(Excerpts from a figure dataset)

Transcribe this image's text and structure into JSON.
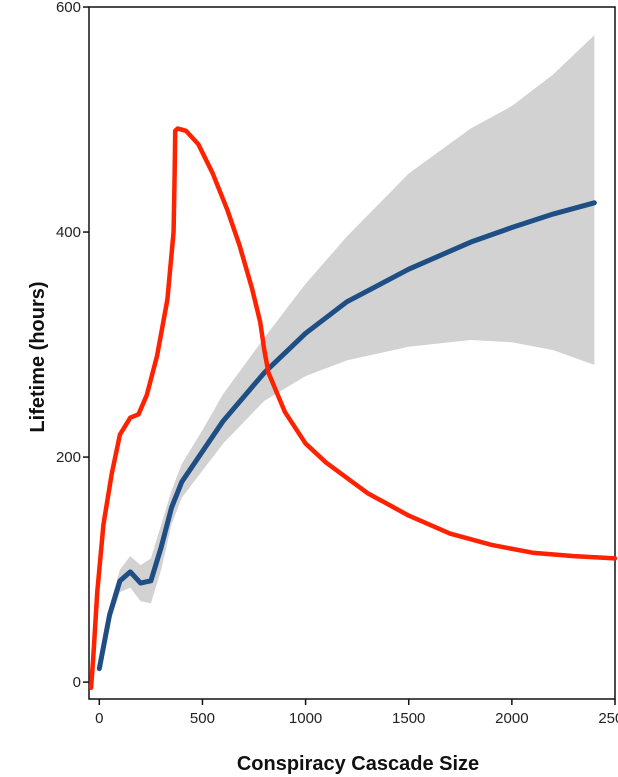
{
  "chart_data": {
    "type": "line",
    "title": "",
    "xlabel": "Conspiracy Cascade Size",
    "ylabel": "Lifetime (hours)",
    "xlim": [
      -50,
      2500
    ],
    "ylim": [
      -15,
      600
    ],
    "x_ticks": [
      0,
      500,
      1000,
      1500,
      2000,
      2500
    ],
    "y_ticks": [
      0,
      200,
      400,
      600
    ],
    "x_tick_labels": [
      "0",
      "500",
      "1000",
      "1500",
      "2000",
      "2500"
    ],
    "y_tick_labels": [
      "0",
      "200",
      "400",
      "600"
    ],
    "grid": false,
    "legend": "none",
    "series": [
      {
        "kind": "fit",
        "color": "#1f4e85",
        "x": [
          0,
          50,
          100,
          150,
          200,
          250,
          300,
          350,
          400,
          500,
          600,
          800,
          1000,
          1200,
          1500,
          1800,
          2000,
          2200,
          2400
        ],
        "y": [
          12,
          60,
          90,
          98,
          88,
          90,
          120,
          155,
          178,
          205,
          232,
          275,
          310,
          338,
          367,
          391,
          404,
          416,
          426
        ]
      },
      {
        "kind": "confidence-band",
        "color": "#d2d2d2",
        "x": [
          0,
          50,
          100,
          150,
          200,
          250,
          300,
          350,
          400,
          500,
          600,
          800,
          1000,
          1200,
          1500,
          1800,
          2000,
          2200,
          2400
        ],
        "upper": [
          16,
          68,
          100,
          112,
          104,
          110,
          140,
          170,
          194,
          224,
          256,
          306,
          354,
          396,
          452,
          492,
          512,
          540,
          575
        ],
        "lower": [
          8,
          52,
          80,
          84,
          72,
          70,
          100,
          140,
          164,
          188,
          212,
          250,
          272,
          286,
          298,
          304,
          302,
          295,
          282
        ]
      },
      {
        "kind": "annotation-curve",
        "color": "#ff2200",
        "x": [
          -40,
          -30,
          -10,
          20,
          60,
          100,
          150,
          190,
          230,
          280,
          330,
          360,
          365,
          368,
          380,
          420,
          480,
          550,
          620,
          680,
          740,
          780,
          800,
          820,
          900,
          1000,
          1100,
          1300,
          1500,
          1700,
          1900,
          2100,
          2300,
          2500
        ],
        "y": [
          -5,
          20,
          80,
          140,
          185,
          220,
          235,
          238,
          255,
          290,
          340,
          400,
          450,
          490,
          492,
          490,
          478,
          452,
          420,
          388,
          350,
          320,
          295,
          275,
          240,
          212,
          195,
          168,
          148,
          132,
          122,
          115,
          112,
          110
        ]
      }
    ]
  }
}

▶ PROBLEM
The records above must be echoed exactly, minus their pictures.

▶ TASK SOLUTION
Transcribe this image's text and structure into JSON.
{
  "chart_data": {
    "type": "line",
    "title": "",
    "xlabel": "Conspiracy Cascade Size",
    "ylabel": "Lifetime (hours)",
    "xlim": [
      -50,
      2500
    ],
    "ylim": [
      -15,
      600
    ],
    "x_ticks": [
      0,
      500,
      1000,
      1500,
      2000,
      2500
    ],
    "y_ticks": [
      0,
      200,
      400,
      600
    ],
    "x_tick_labels": [
      "0",
      "500",
      "1000",
      "1500",
      "2000",
      "2500"
    ],
    "y_tick_labels": [
      "0",
      "200",
      "400",
      "600"
    ],
    "grid": false,
    "legend": "none",
    "series": [
      {
        "kind": "fit",
        "color": "#1f4e85",
        "x": [
          0,
          50,
          100,
          150,
          200,
          250,
          300,
          350,
          400,
          500,
          600,
          800,
          1000,
          1200,
          1500,
          1800,
          2000,
          2200,
          2400
        ],
        "y": [
          12,
          60,
          90,
          98,
          88,
          90,
          120,
          155,
          178,
          205,
          232,
          275,
          310,
          338,
          367,
          391,
          404,
          416,
          426
        ]
      },
      {
        "kind": "confidence-band",
        "color": "#d2d2d2",
        "x": [
          0,
          50,
          100,
          150,
          200,
          250,
          300,
          350,
          400,
          500,
          600,
          800,
          1000,
          1200,
          1500,
          1800,
          2000,
          2200,
          2400
        ],
        "upper": [
          16,
          68,
          100,
          112,
          104,
          110,
          140,
          170,
          194,
          224,
          256,
          306,
          354,
          396,
          452,
          492,
          512,
          540,
          575
        ],
        "lower": [
          8,
          52,
          80,
          84,
          72,
          70,
          100,
          140,
          164,
          188,
          212,
          250,
          272,
          286,
          298,
          304,
          302,
          295,
          282
        ]
      },
      {
        "kind": "annotation-curve",
        "color": "#ff2200",
        "x": [
          -40,
          -30,
          -10,
          20,
          60,
          100,
          150,
          190,
          230,
          280,
          330,
          360,
          365,
          368,
          380,
          420,
          480,
          550,
          620,
          680,
          740,
          780,
          800,
          820,
          900,
          1000,
          1100,
          1300,
          1500,
          1700,
          1900,
          2100,
          2300,
          2500
        ],
        "y": [
          -5,
          20,
          80,
          140,
          185,
          220,
          235,
          238,
          255,
          290,
          340,
          400,
          450,
          490,
          492,
          490,
          478,
          452,
          420,
          388,
          350,
          320,
          295,
          275,
          240,
          212,
          195,
          168,
          148,
          132,
          122,
          115,
          112,
          110
        ]
      }
    ]
  }
}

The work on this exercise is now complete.